Extract the full listing verbatim and drop any pictures from your copy.

>> Begin

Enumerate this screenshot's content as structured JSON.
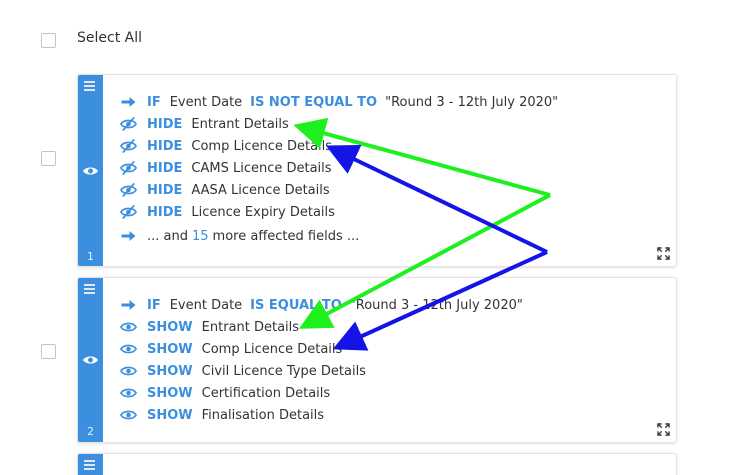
{
  "select_all_label": "Select All",
  "accent_color": "#3c8fde",
  "cards": [
    {
      "number": "1",
      "lines": [
        {
          "icon": "arrow-right-icon",
          "keyword": "IF",
          "field": "Event Date",
          "operator": "IS NOT EQUAL TO",
          "value": "\"Round 3 - 12th July 2020\""
        },
        {
          "icon": "eye-slash-icon",
          "keyword": "HIDE",
          "field": "Entrant Details"
        },
        {
          "icon": "eye-slash-icon",
          "keyword": "HIDE",
          "field": "Comp Licence Details"
        },
        {
          "icon": "eye-slash-icon",
          "keyword": "HIDE",
          "field": "CAMS Licence Details"
        },
        {
          "icon": "eye-slash-icon",
          "keyword": "HIDE",
          "field": "AASA Licence Details"
        },
        {
          "icon": "eye-slash-icon",
          "keyword": "HIDE",
          "field": "Licence Expiry Details"
        },
        {
          "icon": "arrow-right-icon",
          "more_prefix": "... and",
          "more_count": "15",
          "more_suffix": "more affected fields ..."
        }
      ]
    },
    {
      "number": "2",
      "lines": [
        {
          "icon": "arrow-right-icon",
          "keyword": "IF",
          "field": "Event Date",
          "operator": "IS EQUAL TO",
          "value": "\"Round 3 - 12th July 2020\""
        },
        {
          "icon": "eye-icon",
          "keyword": "SHOW",
          "field": "Entrant Details"
        },
        {
          "icon": "eye-icon",
          "keyword": "SHOW",
          "field": "Comp Licence Details"
        },
        {
          "icon": "eye-icon",
          "keyword": "SHOW",
          "field": "Civil Licence Type Details"
        },
        {
          "icon": "eye-icon",
          "keyword": "SHOW",
          "field": "Certification Details"
        },
        {
          "icon": "eye-icon",
          "keyword": "SHOW",
          "field": "Finalisation Details"
        }
      ]
    }
  ],
  "annotation_colors": {
    "green": "#1ef01e",
    "blue": "#1414e6"
  }
}
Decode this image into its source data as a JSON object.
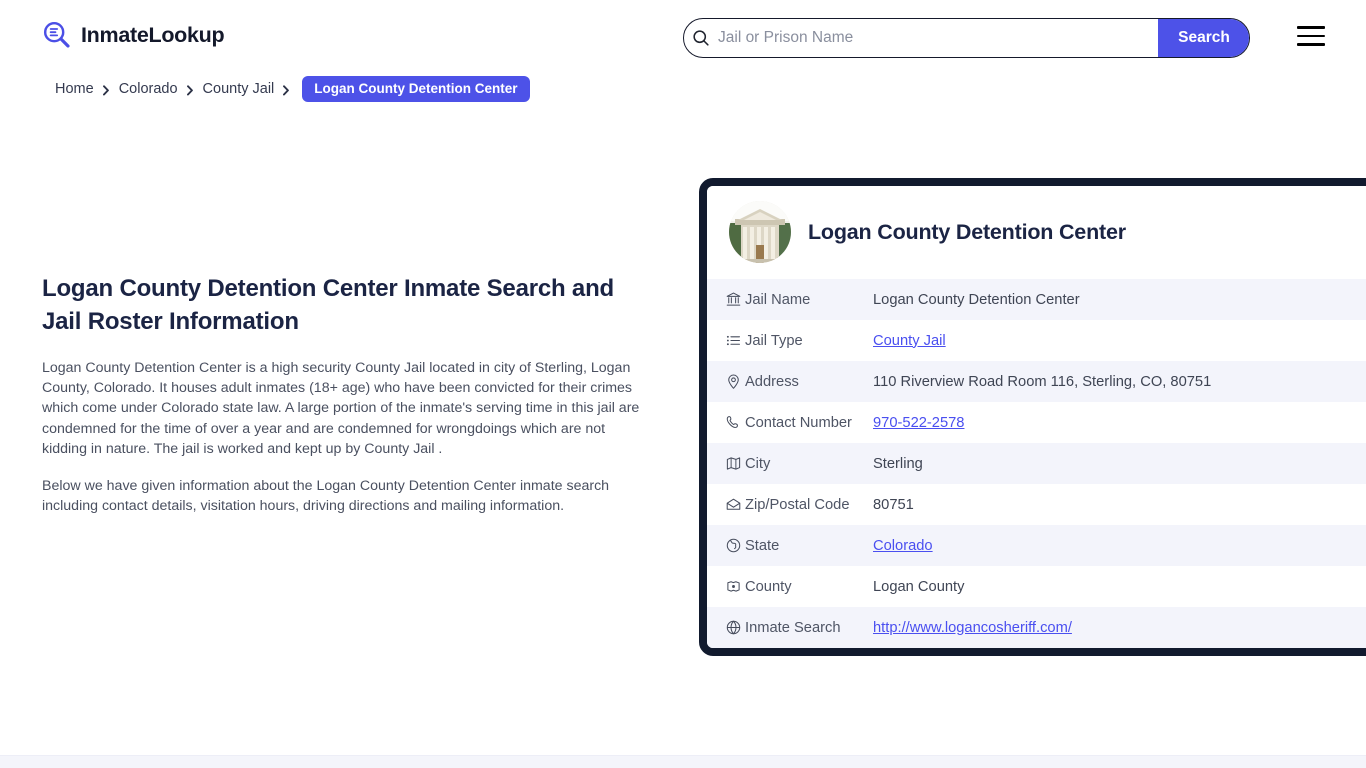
{
  "brand": {
    "name": "InmateLookup",
    "logo_icon": "magnifier-list-icon",
    "accent_color": "#4d52e8"
  },
  "search": {
    "placeholder": "Jail or Prison Name",
    "value": "",
    "button_label": "Search",
    "icon": "search-icon"
  },
  "menu": {
    "icon": "hamburger-menu-icon"
  },
  "breadcrumb": {
    "items": [
      {
        "label": "Home",
        "current": false
      },
      {
        "label": "Colorado",
        "current": false
      },
      {
        "label": "County Jail",
        "current": false
      },
      {
        "label": "Logan County Detention Center",
        "current": true
      }
    ],
    "separator_icon": "chevron-right-icon"
  },
  "main": {
    "title": "Logan County Detention Center Inmate Search and Jail Roster Information",
    "paragraphs": [
      "Logan County Detention Center is a high security County Jail located in city of Sterling, Logan County, Colorado. It houses adult inmates (18+ age) who have been convicted for their crimes which come under Colorado state law. A large portion of the inmate's serving time in this jail are condemned for the time of over a year and are condemned for wrongdoings which are not kidding in nature. The jail is worked and kept up by County Jail .",
      "Below we have given information about the Logan County Detention Center inmate search including contact details, visitation hours, driving directions and mailing information."
    ]
  },
  "card": {
    "title": "Logan County Detention Center",
    "thumbnail_icon": "courthouse-building-photo",
    "rows": [
      {
        "icon": "bank-icon",
        "label": "Jail Name",
        "value": "Logan County Detention Center",
        "link": false
      },
      {
        "icon": "list-icon",
        "label": "Jail Type",
        "value": "County Jail",
        "link": true
      },
      {
        "icon": "map-pin-icon",
        "label": "Address",
        "value": "110 Riverview Road Room 116, Sterling, CO, 80751",
        "link": false
      },
      {
        "icon": "phone-icon",
        "label": "Contact Number",
        "value": "970-522-2578",
        "link": true
      },
      {
        "icon": "map-icon",
        "label": "City",
        "value": "Sterling",
        "link": false
      },
      {
        "icon": "envelope-icon",
        "label": "Zip/Postal Code",
        "value": "80751",
        "link": false
      },
      {
        "icon": "globe-americas-icon",
        "label": "State",
        "value": "Colorado",
        "link": true
      },
      {
        "icon": "county-map-icon",
        "label": "County",
        "value": "Logan County",
        "link": false
      },
      {
        "icon": "globe-icon",
        "label": "Inmate Search",
        "value": "http://www.logancosheriff.com/",
        "link": true
      }
    ]
  }
}
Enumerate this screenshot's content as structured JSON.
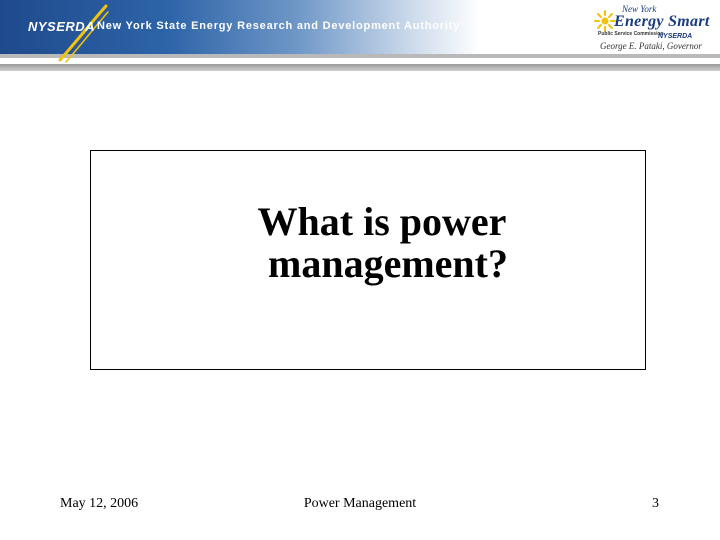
{
  "header": {
    "logo_text": "NYSERDA",
    "tagline": "New York State Energy Research and Development Authority",
    "brand_colors": {
      "banner_blue": "#1f4a8c",
      "swoosh_yellow": "#f2c20c",
      "logo_navy": "#1a3d7c"
    },
    "partner_logo": {
      "top_text": "New York",
      "main_text": "Energy Smart",
      "small_left_text": "Public Service Commission",
      "small_right_text": "NYSERDA",
      "governor_text": "George E. Pataki, Governor",
      "icon": "sun-icon"
    }
  },
  "slide": {
    "title_line1": "What is power",
    "title_line2": "management?"
  },
  "footer": {
    "date": "May 12, 2006",
    "title": "Power Management",
    "page_number": "3"
  }
}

>> End

The completed task
Enumerate this screenshot's content as structured JSON.
{
  "select_all_label": "Select All",
  "accent_color": "#3c8fde",
  "cards": [
    {
      "number": "1",
      "lines": [
        {
          "icon": "arrow-right-icon",
          "keyword": "IF",
          "field": "Event Date",
          "operator": "IS NOT EQUAL TO",
          "value": "\"Round 3 - 12th July 2020\""
        },
        {
          "icon": "eye-slash-icon",
          "keyword": "HIDE",
          "field": "Entrant Details"
        },
        {
          "icon": "eye-slash-icon",
          "keyword": "HIDE",
          "field": "Comp Licence Details"
        },
        {
          "icon": "eye-slash-icon",
          "keyword": "HIDE",
          "field": "CAMS Licence Details"
        },
        {
          "icon": "eye-slash-icon",
          "keyword": "HIDE",
          "field": "AASA Licence Details"
        },
        {
          "icon": "eye-slash-icon",
          "keyword": "HIDE",
          "field": "Licence Expiry Details"
        },
        {
          "icon": "arrow-right-icon",
          "more_prefix": "... and",
          "more_count": "15",
          "more_suffix": "more affected fields ..."
        }
      ]
    },
    {
      "number": "2",
      "lines": [
        {
          "icon": "arrow-right-icon",
          "keyword": "IF",
          "field": "Event Date",
          "operator": "IS EQUAL TO",
          "value": "\"Round 3 - 12th July 2020\""
        },
        {
          "icon": "eye-icon",
          "keyword": "SHOW",
          "field": "Entrant Details"
        },
        {
          "icon": "eye-icon",
          "keyword": "SHOW",
          "field": "Comp Licence Details"
        },
        {
          "icon": "eye-icon",
          "keyword": "SHOW",
          "field": "Civil Licence Type Details"
        },
        {
          "icon": "eye-icon",
          "keyword": "SHOW",
          "field": "Certification Details"
        },
        {
          "icon": "eye-icon",
          "keyword": "SHOW",
          "field": "Finalisation Details"
        }
      ]
    }
  ],
  "annotation_colors": {
    "green": "#1ef01e",
    "blue": "#1414e6"
  }
}
Decode this image into its source data as a JSON object.
{
  "brand": {
    "name": "InmateLookup",
    "logo_icon": "magnifier-list-icon",
    "accent_color": "#4d52e8"
  },
  "search": {
    "placeholder": "Jail or Prison Name",
    "value": "",
    "button_label": "Search",
    "icon": "search-icon"
  },
  "menu": {
    "icon": "hamburger-menu-icon"
  },
  "breadcrumb": {
    "items": [
      {
        "label": "Home",
        "current": false
      },
      {
        "label": "Colorado",
        "current": false
      },
      {
        "label": "County Jail",
        "current": false
      },
      {
        "label": "Logan County Detention Center",
        "current": true
      }
    ],
    "separator_icon": "chevron-right-icon"
  },
  "main": {
    "title": "Logan County Detention Center Inmate Search and Jail Roster Information",
    "paragraphs": [
      "Logan County Detention Center is a high security County Jail located in city of Sterling, Logan County, Colorado. It houses adult inmates (18+ age) who have been convicted for their crimes which come under Colorado state law. A large portion of the inmate's serving time in this jail are condemned for the time of over a year and are condemned for wrongdoings which are not kidding in nature. The jail is worked and kept up by County Jail .",
      "Below we have given information about the Logan County Detention Center inmate search including contact details, visitation hours, driving directions and mailing information."
    ]
  },
  "card": {
    "title": "Logan County Detention Center",
    "thumbnail_icon": "courthouse-building-photo",
    "rows": [
      {
        "icon": "bank-icon",
        "label": "Jail Name",
        "value": "Logan County Detention Center",
        "link": false
      },
      {
        "icon": "list-icon",
        "label": "Jail Type",
        "value": "County Jail",
        "link": true
      },
      {
        "icon": "map-pin-icon",
        "label": "Address",
        "value": "110 Riverview Road Room 116, Sterling, CO, 80751",
        "link": false
      },
      {
        "icon": "phone-icon",
        "label": "Contact Number",
        "value": "970-522-2578",
        "link": true
      },
      {
        "icon": "map-icon",
        "label": "City",
        "value": "Sterling",
        "link": false
      },
      {
        "icon": "envelope-icon",
        "label": "Zip/Postal Code",
        "value": "80751",
        "link": false
      },
      {
        "icon": "globe-americas-icon",
        "label": "State",
        "value": "Colorado",
        "link": true
      },
      {
        "icon": "county-map-icon",
        "label": "County",
        "value": "Logan County",
        "link": false
      },
      {
        "icon": "globe-icon",
        "label": "Inmate Search",
        "value": "http://www.logancosheriff.com/",
        "link": true
      }
    ]
  }
}
Enumerate this screenshot's content as structured JSON.
{
  "header": {
    "logo_text": "NYSERDA",
    "tagline": "New York State Energy Research and Development Authority",
    "brand_colors": {
      "banner_blue": "#1f4a8c",
      "swoosh_yellow": "#f2c20c",
      "logo_navy": "#1a3d7c"
    },
    "partner_logo": {
      "top_text": "New York",
      "main_text": "Energy Smart",
      "small_left_text": "Public Service Commission",
      "small_right_text": "NYSERDA",
      "governor_text": "George E. Pataki, Governor",
      "icon": "sun-icon"
    }
  },
  "slide": {
    "title_line1": "What is power",
    "title_line2": "management?"
  },
  "footer": {
    "date": "May 12, 2006",
    "title": "Power Management",
    "page_number": "3"
  }
}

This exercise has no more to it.